%%

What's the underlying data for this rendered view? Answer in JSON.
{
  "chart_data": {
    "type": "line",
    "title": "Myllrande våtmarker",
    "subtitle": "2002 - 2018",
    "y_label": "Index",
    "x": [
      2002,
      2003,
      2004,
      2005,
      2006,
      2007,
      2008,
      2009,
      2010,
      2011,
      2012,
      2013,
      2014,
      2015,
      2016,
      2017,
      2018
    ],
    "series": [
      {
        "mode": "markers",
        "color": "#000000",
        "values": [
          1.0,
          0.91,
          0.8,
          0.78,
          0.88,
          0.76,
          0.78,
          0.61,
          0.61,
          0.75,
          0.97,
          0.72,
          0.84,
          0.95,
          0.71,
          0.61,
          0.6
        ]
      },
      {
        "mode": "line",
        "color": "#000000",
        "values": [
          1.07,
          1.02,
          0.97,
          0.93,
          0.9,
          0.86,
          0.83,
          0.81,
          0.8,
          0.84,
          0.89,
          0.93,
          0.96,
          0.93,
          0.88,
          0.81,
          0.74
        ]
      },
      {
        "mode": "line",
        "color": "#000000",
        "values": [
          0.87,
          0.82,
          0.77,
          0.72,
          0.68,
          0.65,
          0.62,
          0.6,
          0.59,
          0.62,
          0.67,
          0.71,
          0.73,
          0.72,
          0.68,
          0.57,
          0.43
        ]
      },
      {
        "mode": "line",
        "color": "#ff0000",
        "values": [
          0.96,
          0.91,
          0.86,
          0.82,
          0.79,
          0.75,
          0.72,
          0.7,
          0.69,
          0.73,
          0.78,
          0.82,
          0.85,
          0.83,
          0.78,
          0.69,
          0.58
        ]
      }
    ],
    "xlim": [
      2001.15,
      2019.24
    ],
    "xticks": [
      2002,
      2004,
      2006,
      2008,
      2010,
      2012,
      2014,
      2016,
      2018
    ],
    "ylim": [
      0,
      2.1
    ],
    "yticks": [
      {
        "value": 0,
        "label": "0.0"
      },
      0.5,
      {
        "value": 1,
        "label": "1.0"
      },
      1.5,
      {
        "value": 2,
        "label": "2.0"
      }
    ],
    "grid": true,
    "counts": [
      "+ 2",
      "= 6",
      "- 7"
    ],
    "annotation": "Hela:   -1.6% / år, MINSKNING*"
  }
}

%%

= What the exercise asks =
Return every line exactly.

= Correct output =
What's the underlying data for this rendered view? Answer in JSON.
{
  "chart_data": {
    "type": "line",
    "title": "Myllrande våtmarker",
    "subtitle": "2002 - 2018",
    "y_label": "Index",
    "x": [
      2002,
      2003,
      2004,
      2005,
      2006,
      2007,
      2008,
      2009,
      2010,
      2011,
      2012,
      2013,
      2014,
      2015,
      2016,
      2017,
      2018
    ],
    "series": [
      {
        "mode": "markers",
        "color": "#000000",
        "values": [
          1.0,
          0.91,
          0.8,
          0.78,
          0.88,
          0.76,
          0.78,
          0.61,
          0.61,
          0.75,
          0.97,
          0.72,
          0.84,
          0.95,
          0.71,
          0.61,
          0.6
        ]
      },
      {
        "mode": "line",
        "color": "#000000",
        "values": [
          1.07,
          1.02,
          0.97,
          0.93,
          0.9,
          0.86,
          0.83,
          0.81,
          0.8,
          0.84,
          0.89,
          0.93,
          0.96,
          0.93,
          0.88,
          0.81,
          0.74
        ]
      },
      {
        "mode": "line",
        "color": "#000000",
        "values": [
          0.87,
          0.82,
          0.77,
          0.72,
          0.68,
          0.65,
          0.62,
          0.6,
          0.59,
          0.62,
          0.67,
          0.71,
          0.73,
          0.72,
          0.68,
          0.57,
          0.43
        ]
      },
      {
        "mode": "line",
        "color": "#ff0000",
        "values": [
          0.96,
          0.91,
          0.86,
          0.82,
          0.79,
          0.75,
          0.72,
          0.7,
          0.69,
          0.73,
          0.78,
          0.82,
          0.85,
          0.83,
          0.78,
          0.69,
          0.58
        ]
      }
    ],
    "xlim": [
      2001.15,
      2019.24
    ],
    "xticks": [
      2002,
      2004,
      2006,
      2008,
      2010,
      2012,
      2014,
      2016,
      2018
    ],
    "ylim": [
      0,
      2.1
    ],
    "yticks": [
      {
        "value": 0,
        "label": "0.0"
      },
      0.5,
      {
        "value": 1,
        "label": "1.0"
      },
      1.5,
      {
        "value": 2,
        "label": "2.0"
      }
    ],
    "grid": true,
    "counts": [
      "+ 2",
      "= 6",
      "- 7"
    ],
    "annotation": "Hela:   -1.6% / år, MINSKNING*"
  }
}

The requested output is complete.